▶ **What is required**:
Set each record down exactly, excluding all images.

Page image transcription data

──────────

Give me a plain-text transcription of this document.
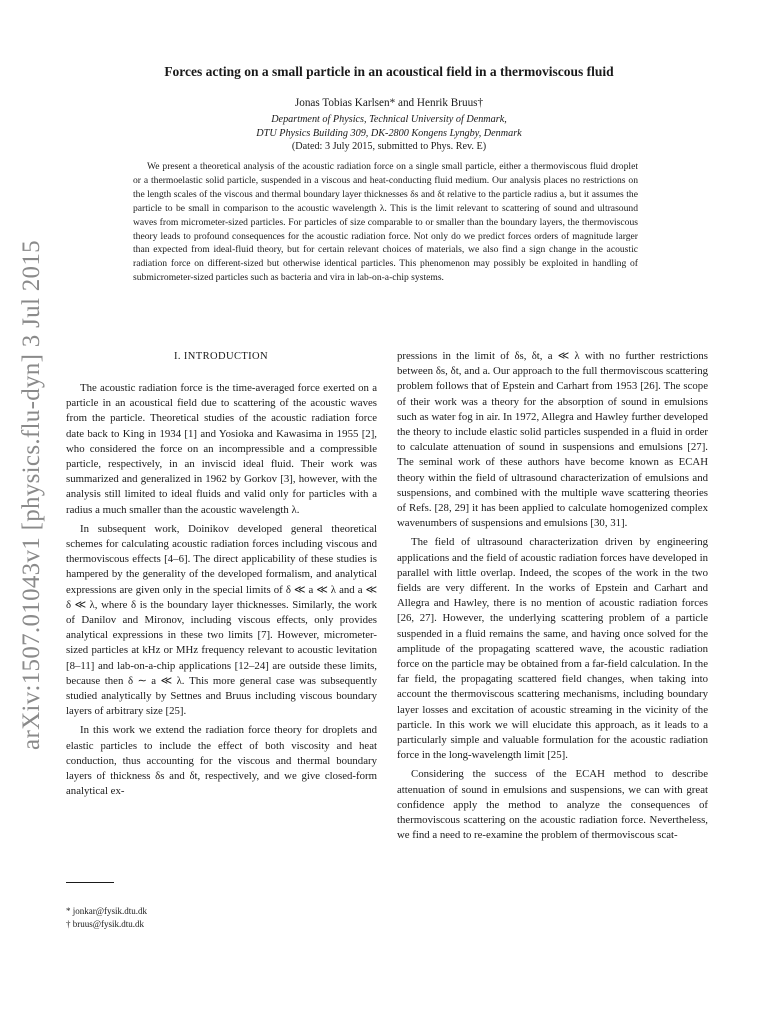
arXiv:1507.01043v1 [physics.flu-dyn] 3 Jul 2015
Forces acting on a small particle in an acoustical field in a thermoviscous fluid
Jonas Tobias Karlsen* and Henrik Bruus†
Department of Physics, Technical University of Denmark,
DTU Physics Building 309, DK-2800 Kongens Lyngby, Denmark
(Dated: 3 July 2015, submitted to Phys. Rev. E)
We present a theoretical analysis of the acoustic radiation force on a single small particle, either a thermoviscous fluid droplet or a thermoelastic solid particle, suspended in a viscous and heat-conducting fluid medium. Our analysis places no restrictions on the length scales of the viscous and thermal boundary layer thicknesses δs and δt relative to the particle radius a, but it assumes the particle to be small in comparison to the acoustic wavelength λ. This is the limit relevant to scattering of sound and ultrasound waves from micrometer-sized particles. For particles of size comparable to or smaller than the boundary layers, the thermoviscous theory leads to profound consequences for the acoustic radiation force. Not only do we predict forces orders of magnitude larger than expected from ideal-fluid theory, but for certain relevant choices of materials, we also find a sign change in the acoustic radiation force on different-sized but otherwise identical particles. This phenomenon may possibly be exploited in handling of submicrometer-sized particles such as bacteria and vira in lab-on-a-chip systems.
I. INTRODUCTION

The acoustic radiation force is the time-averaged force exerted on a particle in an acoustical field due to scattering of the acoustic waves from the particle. Theoretical studies of the acoustic radiation force date back to King in 1934 [1] and Yosioka and Kawasima in 1955 [2], who considered the force on an incompressible and a compressible particle, respectively, in an inviscid ideal fluid. Their work was summarized and generalized in 1962 by Gorkov [3], however, with the analysis still limited to ideal fluids and valid only for particles with a radius a much smaller than the acoustic wavelength λ.

In subsequent work, Doinikov developed general theoretical schemes for calculating acoustic radiation forces including viscous and thermoviscous effects [4–6]. The direct applicability of these studies is hampered by the generality of the developed formalism, and analytical expressions are given only in the special limits of δ ≪ a ≪ λ and a ≪ δ ≪ λ, where δ is the boundary layer thicknesses. Similarly, the work of Danilov and Mironov, including viscous effects, only provides analytical expressions in these two limits [7]. However, micrometer-sized particles at kHz or MHz frequency relevant to acoustic levitation [8–11] and lab-on-a-chip applications [12–24] are outside these limits, because then δ ∼ a ≪ λ. This more general case was subsequently studied analytically by Settnes and Bruus including viscous boundary layers of arbitrary size [25].

In this work we extend the radiation force theory for droplets and elastic particles to include the effect of both viscosity and heat conduction, thus accounting for the viscous and thermal boundary layers of thickness δs and δt, respectively, and we give closed-form analytical ex-

pressions in the limit of δs, δt, a ≪ λ with no further restrictions between δs, δt, and a. Our approach to the full thermoviscous scattering problem follows that of Epstein and Carhart from 1953 [26]. The scope of their work was a theory for the absorption of sound in emulsions such as water fog in air. In 1972, Allegra and Hawley further developed the theory to include elastic solid particles suspended in a fluid in order to calculate attenuation of sound in suspensions and emulsions [27]. The seminal work of these authors have become known as ECAH theory within the field of ultrasound characterization of emulsions and suspensions, and combined with the multiple wave scattering theories of Refs. [28, 29] it has been applied to calculate homogenized complex wavenumbers of suspensions and emulsions [30, 31].

The field of ultrasound characterization driven by engineering applications and the field of acoustic radiation forces have developed in parallel with little overlap. Indeed, the scopes of the work in the two fields are very different. In the works of Epstein and Carhart and Allegra and Hawley, there is no mention of acoustic radiation forces [26, 27]. However, the underlying scattering problem of a particle suspended in a fluid remains the same, and having once solved for the amplitude of the propagating scattered wave, the acoustic radiation force on the particle may be obtained from a far-field calculation. In the far field, the propagating scattered field changes, when taking into account the thermoviscous scattering mechanisms, including boundary layer losses and excitation of acoustic streaming in the vicinity of the particle. In this work we will elucidate this approach, as it leads to a particularly simple and valuable formulation for the acoustic radiation force in the long-wavelength limit [25].

Considering the success of the ECAH method to describe attenuation of sound in emulsions and suspensions, we can with great confidence apply the method to analyze the consequences of thermoviscous scattering on the acoustic radiation force. Nevertheless, we find a need to re-examine the problem of thermoviscous scat-

* jonkar@fysik.dtu.dk
† bruus@fysik.dtu.dk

──────────

▶ **Task solution**:
Give me a plain-text transcription of this document.
arXiv:1507.01043v1 [physics.flu-dyn] 3 Jul 2015
Forces acting on a small particle in an acoustical field in a thermoviscous fluid
Jonas Tobias Karlsen* and Henrik Bruus†
Department of Physics, Technical University of Denmark,
DTU Physics Building 309, DK-2800 Kongens Lyngby, Denmark
(Dated: 3 July 2015, submitted to Phys. Rev. E)
We present a theoretical analysis of the acoustic radiation force on a single small particle, either a thermoviscous fluid droplet or a thermoelastic solid particle, suspended in a viscous and heat-conducting fluid medium. Our analysis places no restrictions on the length scales of the viscous and thermal boundary layer thicknesses δs and δt relative to the particle radius a, but it assumes the particle to be small in comparison to the acoustic wavelength λ. This is the limit relevant to scattering of sound and ultrasound waves from micrometer-sized particles. For particles of size comparable to or smaller than the boundary layers, the thermoviscous theory leads to profound consequences for the acoustic radiation force. Not only do we predict forces orders of magnitude larger than expected from ideal-fluid theory, but for certain relevant choices of materials, we also find a sign change in the acoustic radiation force on different-sized but otherwise identical particles. This phenomenon may possibly be exploited in handling of submicrometer-sized particles such as bacteria and vira in lab-on-a-chip systems.
I. INTRODUCTION

The acoustic radiation force is the time-averaged force exerted on a particle in an acoustical field due to scattering of the acoustic waves from the particle. Theoretical studies of the acoustic radiation force date back to King in 1934 [1] and Yosioka and Kawasima in 1955 [2], who considered the force on an incompressible and a compressible particle, respectively, in an inviscid ideal fluid. Their work was summarized and generalized in 1962 by Gorkov [3], however, with the analysis still limited to ideal fluids and valid only for particles with a radius a much smaller than the acoustic wavelength λ.

In subsequent work, Doinikov developed general theoretical schemes for calculating acoustic radiation forces including viscous and thermoviscous effects [4–6]. The direct applicability of these studies is hampered by the generality of the developed formalism, and analytical expressions are given only in the special limits of δ ≪ a ≪ λ and a ≪ δ ≪ λ, where δ is the boundary layer thicknesses. Similarly, the work of Danilov and Mironov, including viscous effects, only provides analytical expressions in these two limits [7]. However, micrometer-sized particles at kHz or MHz frequency relevant to acoustic levitation [8–11] and lab-on-a-chip applications [12–24] are outside these limits, because then δ ∼ a ≪ λ. This more general case was subsequently studied analytically by Settnes and Bruus including viscous boundary layers of arbitrary size [25].

In this work we extend the radiation force theory for droplets and elastic particles to include the effect of both viscosity and heat conduction, thus accounting for the viscous and thermal boundary layers of thickness δs and δt, respectively, and we give closed-form analytical ex-

pressions in the limit of δs, δt, a ≪ λ with no further restrictions between δs, δt, and a. Our approach to the full thermoviscous scattering problem follows that of Epstein and Carhart from 1953 [26]. The scope of their work was a theory for the absorption of sound in emulsions such as water fog in air. In 1972, Allegra and Hawley further developed the theory to include elastic solid particles suspended in a fluid in order to calculate attenuation of sound in suspensions and emulsions [27]. The seminal work of these authors have become known as ECAH theory within the field of ultrasound characterization of emulsions and suspensions, and combined with the multiple wave scattering theories of Refs. [28, 29] it has been applied to calculate homogenized complex wavenumbers of suspensions and emulsions [30, 31].

The field of ultrasound characterization driven by engineering applications and the field of acoustic radiation forces have developed in parallel with little overlap. Indeed, the scopes of the work in the two fields are very different. In the works of Epstein and Carhart and Allegra and Hawley, there is no mention of acoustic radiation forces [26, 27]. However, the underlying scattering problem of a particle suspended in a fluid remains the same, and having once solved for the amplitude of the propagating scattered wave, the acoustic radiation force on the particle may be obtained from a far-field calculation. In the far field, the propagating scattered field changes, when taking into account the thermoviscous scattering mechanisms, including boundary layer losses and excitation of acoustic streaming in the vicinity of the particle. In this work we will elucidate this approach, as it leads to a particularly simple and valuable formulation for the acoustic radiation force in the long-wavelength limit [25].

Considering the success of the ECAH method to describe attenuation of sound in emulsions and suspensions, we can with great confidence apply the method to analyze the consequences of thermoviscous scattering on the acoustic radiation force. Nevertheless, we find a need to re-examine the problem of thermoviscous scat-

* jonkar@fysik.dtu.dk
† bruus@fysik.dtu.dk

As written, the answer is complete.